(Dataset listings of figures)
##############################
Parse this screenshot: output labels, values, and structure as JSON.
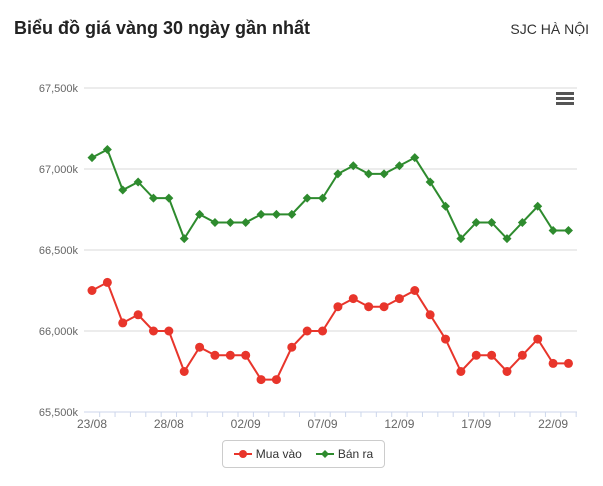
{
  "header": {
    "title": "Biểu đồ giá vàng 30 ngày gần nhất",
    "source": "SJC HÀ NỘI"
  },
  "menu_icon": "hamburger-menu-icon",
  "chart_data": {
    "type": "line",
    "title": "Biểu đồ giá vàng 30 ngày gần nhất",
    "x": [
      "23/08",
      "24/08",
      "25/08",
      "26/08",
      "27/08",
      "28/08",
      "29/08",
      "30/08",
      "31/08",
      "01/09",
      "02/09",
      "03/09",
      "04/09",
      "05/09",
      "06/09",
      "07/09",
      "08/09",
      "09/09",
      "10/09",
      "11/09",
      "12/09",
      "13/09",
      "14/09",
      "15/09",
      "16/09",
      "17/09",
      "18/09",
      "19/09",
      "20/09",
      "21/09",
      "22/09",
      "23/09"
    ],
    "xticks": [
      "23/08",
      "28/08",
      "02/09",
      "07/09",
      "12/09",
      "17/09",
      "22/09"
    ],
    "yticks": [
      "65,500k",
      "66,000k",
      "66,500k",
      "67,000k",
      "67,500k"
    ],
    "ylim": [
      65500,
      67500
    ],
    "grid": true,
    "legend": "bottom",
    "series": [
      {
        "name": "Mua vào",
        "color": "#e8352b",
        "marker": "circle",
        "values": [
          66250,
          66300,
          66050,
          66100,
          66000,
          66000,
          65750,
          65900,
          65850,
          65850,
          65850,
          65700,
          65700,
          65900,
          66000,
          66000,
          66150,
          66200,
          66150,
          66150,
          66200,
          66250,
          66100,
          65950,
          65750,
          65850,
          65850,
          65750,
          65850,
          65950,
          65800,
          65800
        ]
      },
      {
        "name": "Bán ra",
        "color": "#2e8b2e",
        "marker": "diamond",
        "values": [
          67070,
          67120,
          66870,
          66920,
          66820,
          66820,
          66570,
          66720,
          66670,
          66670,
          66670,
          66720,
          66720,
          66720,
          66820,
          66820,
          66970,
          67020,
          66970,
          66970,
          67020,
          67070,
          66920,
          66770,
          66570,
          66670,
          66670,
          66570,
          66670,
          66770,
          66620,
          66620
        ]
      }
    ]
  }
}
##############################
◆ Exercise
Without the pictures, restate each entry exactly.

◆ Expected answer
Parse this screenshot: output labels, values, and structure as JSON.
{
  "header": {
    "title": "Biểu đồ giá vàng 30 ngày gần nhất",
    "source": "SJC HÀ NỘI"
  },
  "menu_icon": "hamburger-menu-icon",
  "chart_data": {
    "type": "line",
    "title": "Biểu đồ giá vàng 30 ngày gần nhất",
    "x": [
      "23/08",
      "24/08",
      "25/08",
      "26/08",
      "27/08",
      "28/08",
      "29/08",
      "30/08",
      "31/08",
      "01/09",
      "02/09",
      "03/09",
      "04/09",
      "05/09",
      "06/09",
      "07/09",
      "08/09",
      "09/09",
      "10/09",
      "11/09",
      "12/09",
      "13/09",
      "14/09",
      "15/09",
      "16/09",
      "17/09",
      "18/09",
      "19/09",
      "20/09",
      "21/09",
      "22/09",
      "23/09"
    ],
    "xticks": [
      "23/08",
      "28/08",
      "02/09",
      "07/09",
      "12/09",
      "17/09",
      "22/09"
    ],
    "yticks": [
      "65,500k",
      "66,000k",
      "66,500k",
      "67,000k",
      "67,500k"
    ],
    "ylim": [
      65500,
      67500
    ],
    "grid": true,
    "legend": "bottom",
    "series": [
      {
        "name": "Mua vào",
        "color": "#e8352b",
        "marker": "circle",
        "values": [
          66250,
          66300,
          66050,
          66100,
          66000,
          66000,
          65750,
          65900,
          65850,
          65850,
          65850,
          65700,
          65700,
          65900,
          66000,
          66000,
          66150,
          66200,
          66150,
          66150,
          66200,
          66250,
          66100,
          65950,
          65750,
          65850,
          65850,
          65750,
          65850,
          65950,
          65800,
          65800
        ]
      },
      {
        "name": "Bán ra",
        "color": "#2e8b2e",
        "marker": "diamond",
        "values": [
          67070,
          67120,
          66870,
          66920,
          66820,
          66820,
          66570,
          66720,
          66670,
          66670,
          66670,
          66720,
          66720,
          66720,
          66820,
          66820,
          66970,
          67020,
          66970,
          66970,
          67020,
          67070,
          66920,
          66770,
          66570,
          66670,
          66670,
          66570,
          66670,
          66770,
          66620,
          66620
        ]
      }
    ]
  }
}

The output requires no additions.